▶ Set problem:
Copy out the whole listing exactly as written, leaving the pictures behind.

::: Data in this exercise

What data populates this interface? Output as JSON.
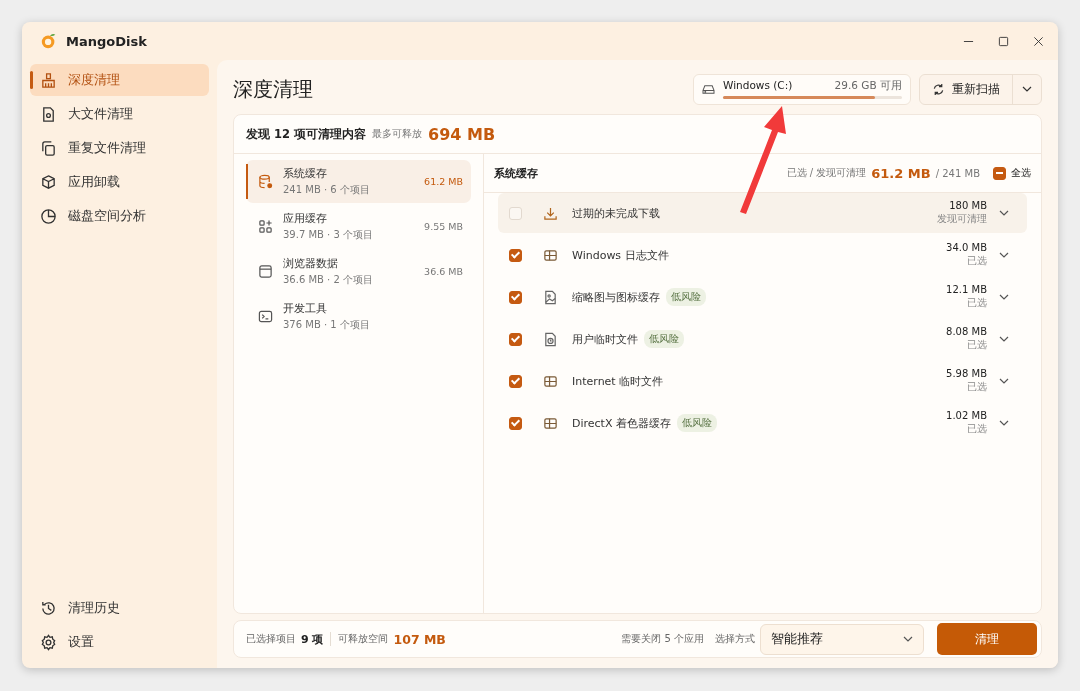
{
  "app": {
    "name": "MangoDisk"
  },
  "sidebar": {
    "items": [
      {
        "label": "深度清理",
        "kind": "broom",
        "selected": true
      },
      {
        "label": "大文件清理",
        "kind": "file-search",
        "selected": false
      },
      {
        "label": "重复文件清理",
        "kind": "copy",
        "selected": false
      },
      {
        "label": "应用卸载",
        "kind": "box",
        "selected": false
      },
      {
        "label": "磁盘空间分析",
        "kind": "pie",
        "selected": false
      }
    ],
    "bottom_items": [
      {
        "label": "清理历史",
        "kind": "history",
        "selected": false
      },
      {
        "label": "设置",
        "kind": "gear",
        "selected": false
      }
    ]
  },
  "page_title": "深度清理",
  "drive": {
    "name": "Windows (C:)",
    "free": "29.6 GB 可用",
    "level": 0.85
  },
  "rescan_button": "重新扫描",
  "summary": {
    "prefix": "发现 12 项可清理内容",
    "hint": "最多可释放",
    "total": "694 MB"
  },
  "categories": [
    {
      "name": "系统缓存",
      "detail": "241 MB · 6 个项目",
      "size": "61.2 MB",
      "kind": "database",
      "selected": true
    },
    {
      "name": "应用缓存",
      "detail": "39.7 MB · 3 个项目",
      "size": "9.55 MB",
      "kind": "apps",
      "selected": false
    },
    {
      "name": "浏览器数据",
      "detail": "36.6 MB · 2 个项目",
      "size": "36.6 MB",
      "kind": "browser",
      "selected": false
    },
    {
      "name": "开发工具",
      "detail": "376 MB · 1 个项目",
      "kind": "terminal",
      "selected": false
    }
  ],
  "detail": {
    "title": "系统缓存",
    "stat_label": "已选 / 发现可清理",
    "selected_size": "61.2 MB",
    "total_size": "/ 241 MB",
    "select_all": {
      "label": "全选",
      "indeterminate": true
    }
  },
  "entries": [
    {
      "name": "过期的未完成下载",
      "size": "180 MB",
      "status": "发现可清理",
      "kind": "download",
      "checked": false,
      "selected": true
    },
    {
      "name": "Windows 日志文件",
      "size": "34.0 MB",
      "status": "已选",
      "kind": "windows",
      "checked": true,
      "selected": false
    },
    {
      "name": "缩略图与图标缓存",
      "tag": "低风险",
      "size": "12.1 MB",
      "status": "已选",
      "kind": "image",
      "checked": true,
      "selected": false
    },
    {
      "name": "用户临时文件",
      "tag": "低风险",
      "size": "8.08 MB",
      "status": "已选",
      "kind": "temp",
      "checked": true,
      "selected": false
    },
    {
      "name": "Internet 临时文件",
      "size": "5.98 MB",
      "status": "已选",
      "kind": "windows",
      "checked": true,
      "selected": false
    },
    {
      "name": "DirectX 着色器缓存",
      "tag": "低风险",
      "size": "1.02 MB",
      "status": "已选",
      "kind": "windows",
      "checked": true,
      "selected": false
    }
  ],
  "footer": {
    "selected_label": "已选择项目",
    "selected_count": "9 项",
    "space_label": "可释放空间",
    "space": "107 MB",
    "note": "需要关闭 5 个应用",
    "mode_label": "选择方式",
    "mode": "智能推荐",
    "clean_button": "清理"
  }
}
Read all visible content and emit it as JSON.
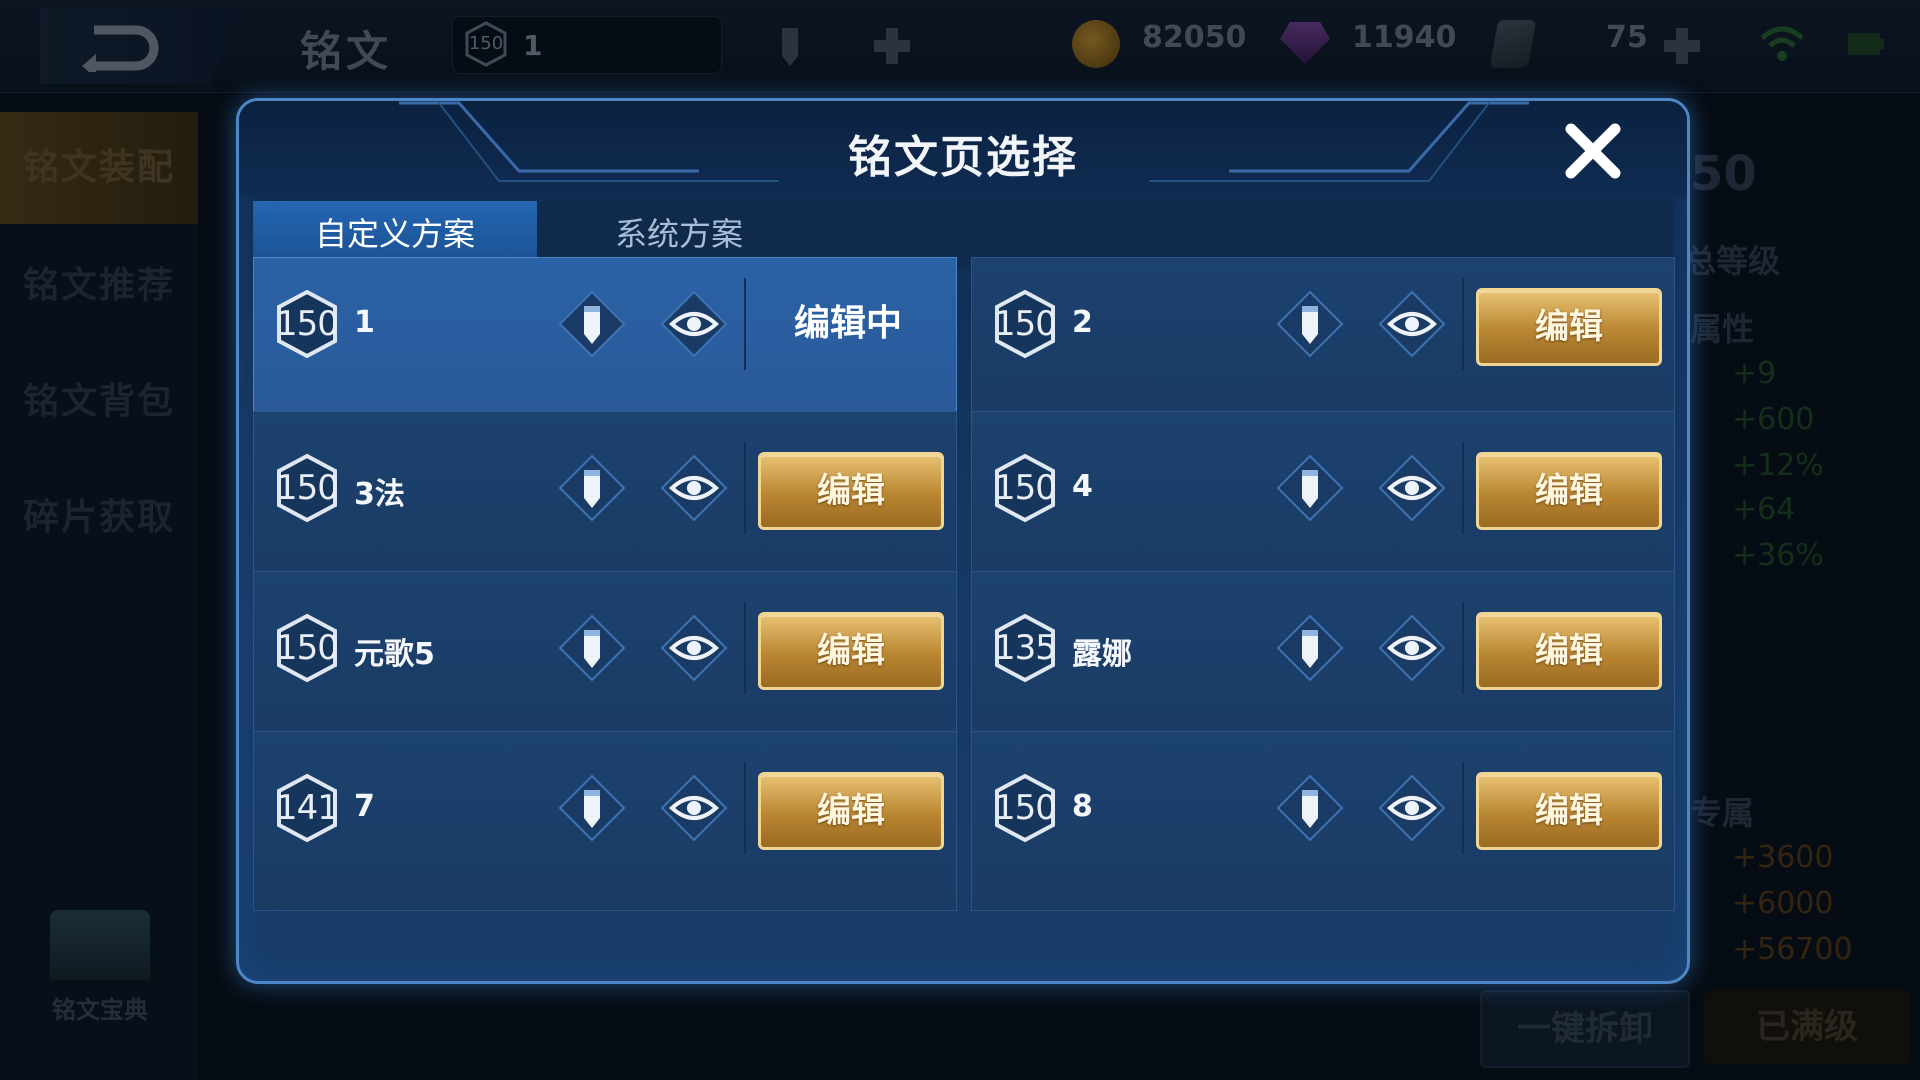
{
  "topbar": {
    "title": "铭文",
    "level_badge": "150",
    "page_number": "1",
    "gold": "82050",
    "gems": "11940",
    "tickets": "75"
  },
  "sidebar": {
    "items": [
      {
        "label": "铭文装配",
        "active": true
      },
      {
        "label": "铭文推荐",
        "active": false
      },
      {
        "label": "铭文背包",
        "active": false
      },
      {
        "label": "碎片获取",
        "active": false
      }
    ],
    "codex_label": "铭文宝典"
  },
  "right_panel": {
    "badge": "50",
    "total_level_label": "总等级",
    "attr_label": "属性",
    "attrs": [
      "+9",
      "+600",
      "+12%",
      "+64",
      "+36%"
    ],
    "exclusive_label": "专属",
    "exclusive_values": [
      "+3600",
      "+6000",
      "+56700"
    ],
    "unload_button": "一键拆卸",
    "maxed_button": "已满级"
  },
  "modal": {
    "title": "铭文页选择",
    "tabs": [
      {
        "label": "自定义方案",
        "active": true
      },
      {
        "label": "系统方案",
        "active": false
      }
    ],
    "edit_label": "编辑",
    "editing_label": "编辑中",
    "pages": [
      {
        "level": "150",
        "name": "1",
        "state": "editing"
      },
      {
        "level": "150",
        "name": "2",
        "state": "edit"
      },
      {
        "level": "150",
        "name": "3法",
        "state": "edit"
      },
      {
        "level": "150",
        "name": "4",
        "state": "edit"
      },
      {
        "level": "150",
        "name": "元歌5",
        "state": "edit"
      },
      {
        "level": "135",
        "name": "露娜",
        "state": "edit"
      },
      {
        "level": "141",
        "name": "7",
        "state": "edit"
      },
      {
        "level": "150",
        "name": "8",
        "state": "edit"
      }
    ]
  },
  "icons": {
    "rename": "pencil-icon",
    "preview": "eye-icon",
    "close": "close-icon",
    "back": "back-arrow-icon",
    "level": "hexagon-level-icon"
  },
  "colors": {
    "accent_gold": "#d4a44c",
    "modal_border": "#4e87c8",
    "selected_card": "#2a62a6",
    "tab_active": "#2467b3"
  }
}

::::::

▶ Written answer:
What data populates this interface? Output as JSON.
{
  "app": {
    "name": "MangoDisk"
  },
  "sidebar": {
    "items": [
      {
        "label": "深度清理",
        "kind": "broom",
        "selected": true
      },
      {
        "label": "大文件清理",
        "kind": "file-search",
        "selected": false
      },
      {
        "label": "重复文件清理",
        "kind": "copy",
        "selected": false
      },
      {
        "label": "应用卸载",
        "kind": "box",
        "selected": false
      },
      {
        "label": "磁盘空间分析",
        "kind": "pie",
        "selected": false
      }
    ],
    "bottom_items": [
      {
        "label": "清理历史",
        "kind": "history",
        "selected": false
      },
      {
        "label": "设置",
        "kind": "gear",
        "selected": false
      }
    ]
  },
  "page_title": "深度清理",
  "drive": {
    "name": "Windows (C:)",
    "free": "29.6 GB 可用",
    "level": 0.85
  },
  "rescan_button": "重新扫描",
  "summary": {
    "prefix": "发现 12 项可清理内容",
    "hint": "最多可释放",
    "total": "694 MB"
  },
  "categories": [
    {
      "name": "系统缓存",
      "detail": "241 MB · 6 个项目",
      "size": "61.2 MB",
      "kind": "database",
      "selected": true
    },
    {
      "name": "应用缓存",
      "detail": "39.7 MB · 3 个项目",
      "size": "9.55 MB",
      "kind": "apps",
      "selected": false
    },
    {
      "name": "浏览器数据",
      "detail": "36.6 MB · 2 个项目",
      "size": "36.6 MB",
      "kind": "browser",
      "selected": false
    },
    {
      "name": "开发工具",
      "detail": "376 MB · 1 个项目",
      "kind": "terminal",
      "selected": false
    }
  ],
  "detail": {
    "title": "系统缓存",
    "stat_label": "已选 / 发现可清理",
    "selected_size": "61.2 MB",
    "total_size": "/ 241 MB",
    "select_all": {
      "label": "全选",
      "indeterminate": true
    }
  },
  "entries": [
    {
      "name": "过期的未完成下载",
      "size": "180 MB",
      "status": "发现可清理",
      "kind": "download",
      "checked": false,
      "selected": true
    },
    {
      "name": "Windows 日志文件",
      "size": "34.0 MB",
      "status": "已选",
      "kind": "windows",
      "checked": true,
      "selected": false
    },
    {
      "name": "缩略图与图标缓存",
      "tag": "低风险",
      "size": "12.1 MB",
      "status": "已选",
      "kind": "image",
      "checked": true,
      "selected": false
    },
    {
      "name": "用户临时文件",
      "tag": "低风险",
      "size": "8.08 MB",
      "status": "已选",
      "kind": "temp",
      "checked": true,
      "selected": false
    },
    {
      "name": "Internet 临时文件",
      "size": "5.98 MB",
      "status": "已选",
      "kind": "windows",
      "checked": true,
      "selected": false
    },
    {
      "name": "DirectX 着色器缓存",
      "tag": "低风险",
      "size": "1.02 MB",
      "status": "已选",
      "kind": "windows",
      "checked": true,
      "selected": false
    }
  ],
  "footer": {
    "selected_label": "已选择项目",
    "selected_count": "9 项",
    "space_label": "可释放空间",
    "space": "107 MB",
    "note": "需要关闭 5 个应用",
    "mode_label": "选择方式",
    "mode": "智能推荐",
    "clean_button": "清理"
  }
}
Read all visible content and emit it as JSON.
{
  "topbar": {
    "title": "铭文",
    "level_badge": "150",
    "page_number": "1",
    "gold": "82050",
    "gems": "11940",
    "tickets": "75"
  },
  "sidebar": {
    "items": [
      {
        "label": "铭文装配",
        "active": true
      },
      {
        "label": "铭文推荐",
        "active": false
      },
      {
        "label": "铭文背包",
        "active": false
      },
      {
        "label": "碎片获取",
        "active": false
      }
    ],
    "codex_label": "铭文宝典"
  },
  "right_panel": {
    "badge": "50",
    "total_level_label": "总等级",
    "attr_label": "属性",
    "attrs": [
      "+9",
      "+600",
      "+12%",
      "+64",
      "+36%"
    ],
    "exclusive_label": "专属",
    "exclusive_values": [
      "+3600",
      "+6000",
      "+56700"
    ],
    "unload_button": "一键拆卸",
    "maxed_button": "已满级"
  },
  "modal": {
    "title": "铭文页选择",
    "tabs": [
      {
        "label": "自定义方案",
        "active": true
      },
      {
        "label": "系统方案",
        "active": false
      }
    ],
    "edit_label": "编辑",
    "editing_label": "编辑中",
    "pages": [
      {
        "level": "150",
        "name": "1",
        "state": "editing"
      },
      {
        "level": "150",
        "name": "2",
        "state": "edit"
      },
      {
        "level": "150",
        "name": "3法",
        "state": "edit"
      },
      {
        "level": "150",
        "name": "4",
        "state": "edit"
      },
      {
        "level": "150",
        "name": "元歌5",
        "state": "edit"
      },
      {
        "level": "135",
        "name": "露娜",
        "state": "edit"
      },
      {
        "level": "141",
        "name": "7",
        "state": "edit"
      },
      {
        "level": "150",
        "name": "8",
        "state": "edit"
      }
    ]
  },
  "icons": {
    "rename": "pencil-icon",
    "preview": "eye-icon",
    "close": "close-icon",
    "back": "back-arrow-icon",
    "level": "hexagon-level-icon"
  },
  "colors": {
    "accent_gold": "#d4a44c",
    "modal_border": "#4e87c8",
    "selected_card": "#2a62a6",
    "tab_active": "#2467b3"
  }
}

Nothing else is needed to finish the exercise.